• _LISTING_
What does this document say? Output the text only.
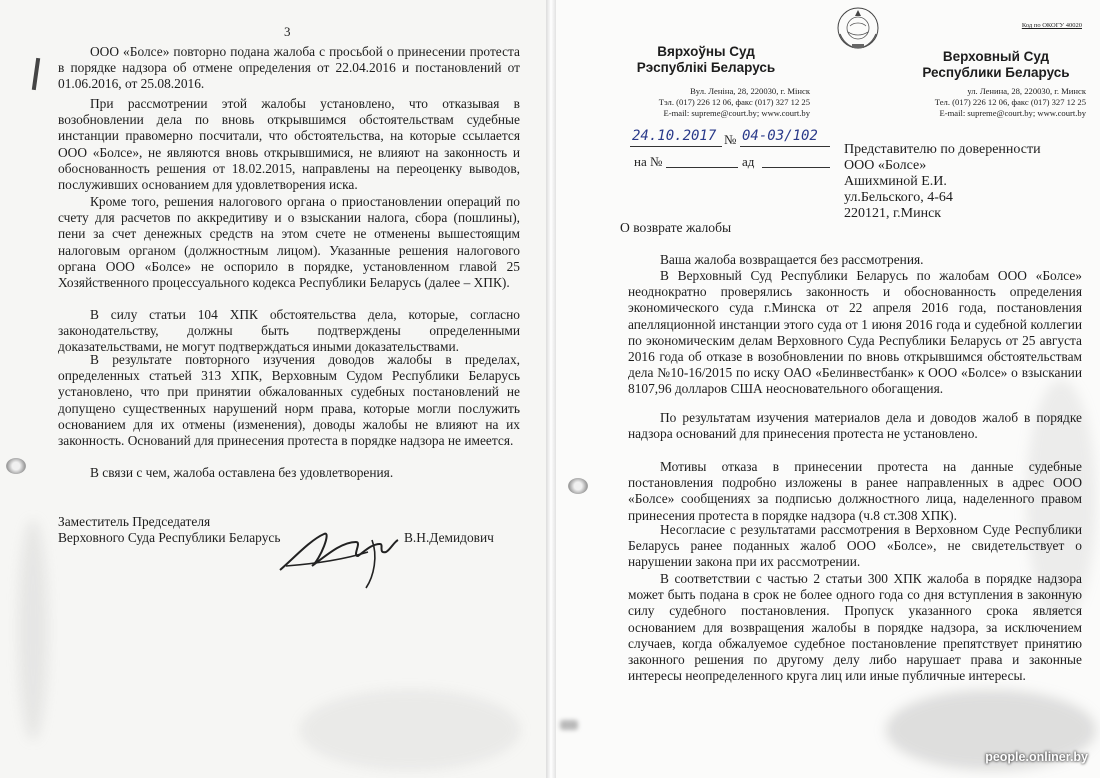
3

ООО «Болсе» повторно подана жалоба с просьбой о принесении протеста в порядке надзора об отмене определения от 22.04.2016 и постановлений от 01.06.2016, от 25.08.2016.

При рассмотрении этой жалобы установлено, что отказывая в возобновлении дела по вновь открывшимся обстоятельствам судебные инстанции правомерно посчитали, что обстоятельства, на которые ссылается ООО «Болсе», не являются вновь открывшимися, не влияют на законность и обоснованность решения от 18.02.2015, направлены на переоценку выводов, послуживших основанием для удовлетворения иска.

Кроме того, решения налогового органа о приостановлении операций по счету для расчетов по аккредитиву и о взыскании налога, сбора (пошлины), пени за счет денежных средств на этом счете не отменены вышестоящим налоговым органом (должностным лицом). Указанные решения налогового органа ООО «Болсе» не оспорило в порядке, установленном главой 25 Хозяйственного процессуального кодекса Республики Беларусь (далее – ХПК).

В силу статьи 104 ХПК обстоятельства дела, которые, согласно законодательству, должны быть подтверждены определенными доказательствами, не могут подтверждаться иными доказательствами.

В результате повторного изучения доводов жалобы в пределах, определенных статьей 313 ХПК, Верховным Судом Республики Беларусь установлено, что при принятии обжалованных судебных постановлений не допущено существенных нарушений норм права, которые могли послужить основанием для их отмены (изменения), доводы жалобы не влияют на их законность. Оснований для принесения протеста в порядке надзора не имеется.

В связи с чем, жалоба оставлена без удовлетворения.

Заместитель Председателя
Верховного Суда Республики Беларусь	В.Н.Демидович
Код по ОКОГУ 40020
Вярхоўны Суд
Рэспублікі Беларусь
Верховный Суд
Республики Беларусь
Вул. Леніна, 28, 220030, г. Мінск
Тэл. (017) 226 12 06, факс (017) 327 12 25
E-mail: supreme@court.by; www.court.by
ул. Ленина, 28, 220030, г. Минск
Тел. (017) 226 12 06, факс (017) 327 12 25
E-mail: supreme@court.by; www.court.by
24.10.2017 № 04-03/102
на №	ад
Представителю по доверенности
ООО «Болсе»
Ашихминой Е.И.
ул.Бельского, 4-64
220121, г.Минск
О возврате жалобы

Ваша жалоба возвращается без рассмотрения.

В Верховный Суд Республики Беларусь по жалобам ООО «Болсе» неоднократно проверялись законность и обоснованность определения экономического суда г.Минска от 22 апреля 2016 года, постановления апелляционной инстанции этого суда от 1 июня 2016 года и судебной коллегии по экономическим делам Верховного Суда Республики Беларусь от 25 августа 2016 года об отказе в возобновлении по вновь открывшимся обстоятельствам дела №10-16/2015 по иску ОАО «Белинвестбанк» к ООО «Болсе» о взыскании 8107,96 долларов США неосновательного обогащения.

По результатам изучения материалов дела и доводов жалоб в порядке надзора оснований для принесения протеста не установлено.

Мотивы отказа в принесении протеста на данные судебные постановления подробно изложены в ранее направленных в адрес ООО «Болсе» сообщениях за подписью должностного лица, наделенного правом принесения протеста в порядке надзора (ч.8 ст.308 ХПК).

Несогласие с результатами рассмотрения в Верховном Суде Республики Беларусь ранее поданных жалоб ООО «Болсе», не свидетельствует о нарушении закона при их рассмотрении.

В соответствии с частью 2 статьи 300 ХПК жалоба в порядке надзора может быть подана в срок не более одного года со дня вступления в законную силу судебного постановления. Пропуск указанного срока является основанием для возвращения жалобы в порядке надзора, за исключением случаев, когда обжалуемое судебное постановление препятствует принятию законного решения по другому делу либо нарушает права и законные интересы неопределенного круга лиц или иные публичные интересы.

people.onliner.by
...
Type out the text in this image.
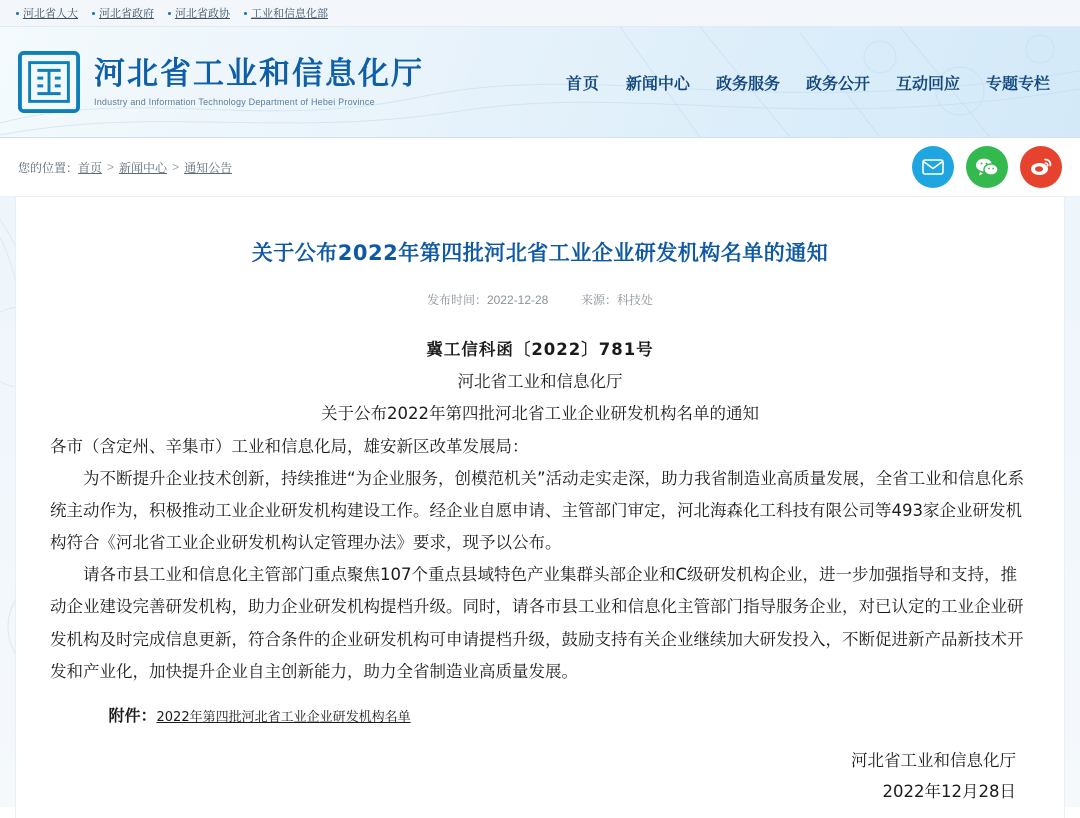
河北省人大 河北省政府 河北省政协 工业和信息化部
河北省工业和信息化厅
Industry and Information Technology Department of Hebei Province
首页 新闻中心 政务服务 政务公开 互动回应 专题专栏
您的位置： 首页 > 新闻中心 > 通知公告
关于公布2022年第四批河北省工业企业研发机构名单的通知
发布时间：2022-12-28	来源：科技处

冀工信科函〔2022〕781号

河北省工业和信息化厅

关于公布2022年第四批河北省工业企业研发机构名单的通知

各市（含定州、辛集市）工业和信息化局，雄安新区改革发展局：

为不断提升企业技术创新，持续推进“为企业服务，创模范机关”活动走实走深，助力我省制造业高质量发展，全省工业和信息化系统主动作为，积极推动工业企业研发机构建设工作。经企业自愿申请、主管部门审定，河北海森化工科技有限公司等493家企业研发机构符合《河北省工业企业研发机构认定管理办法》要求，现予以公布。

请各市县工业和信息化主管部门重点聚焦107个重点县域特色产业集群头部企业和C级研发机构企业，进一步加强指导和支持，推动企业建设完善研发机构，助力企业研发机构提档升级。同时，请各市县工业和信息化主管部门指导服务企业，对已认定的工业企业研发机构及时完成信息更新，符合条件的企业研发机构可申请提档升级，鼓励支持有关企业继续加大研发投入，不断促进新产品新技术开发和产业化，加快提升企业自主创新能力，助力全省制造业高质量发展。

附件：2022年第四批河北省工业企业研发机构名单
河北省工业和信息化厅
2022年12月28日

• _YOUR INSTRUCTIONS_
Every line in the data that holds "принесении" should be copied out.

• _RESPONSE BELOW_
ООО «Болсе» повторно подана жалоба с просьбой о принесении протеста в порядке надзора об отмене определения от 22.04.2016 и постановлений от 01.06.2016, от 25.08.2016.
Мотивы отказа в принесении протеста на данные судебные постановления подробно изложены в ранее направленных в адрес ООО «Болсе» сообщениях за подписью должностного лица, наделенного правом принесения протеста в порядке надзора (ч.8 ст.308 ХПК).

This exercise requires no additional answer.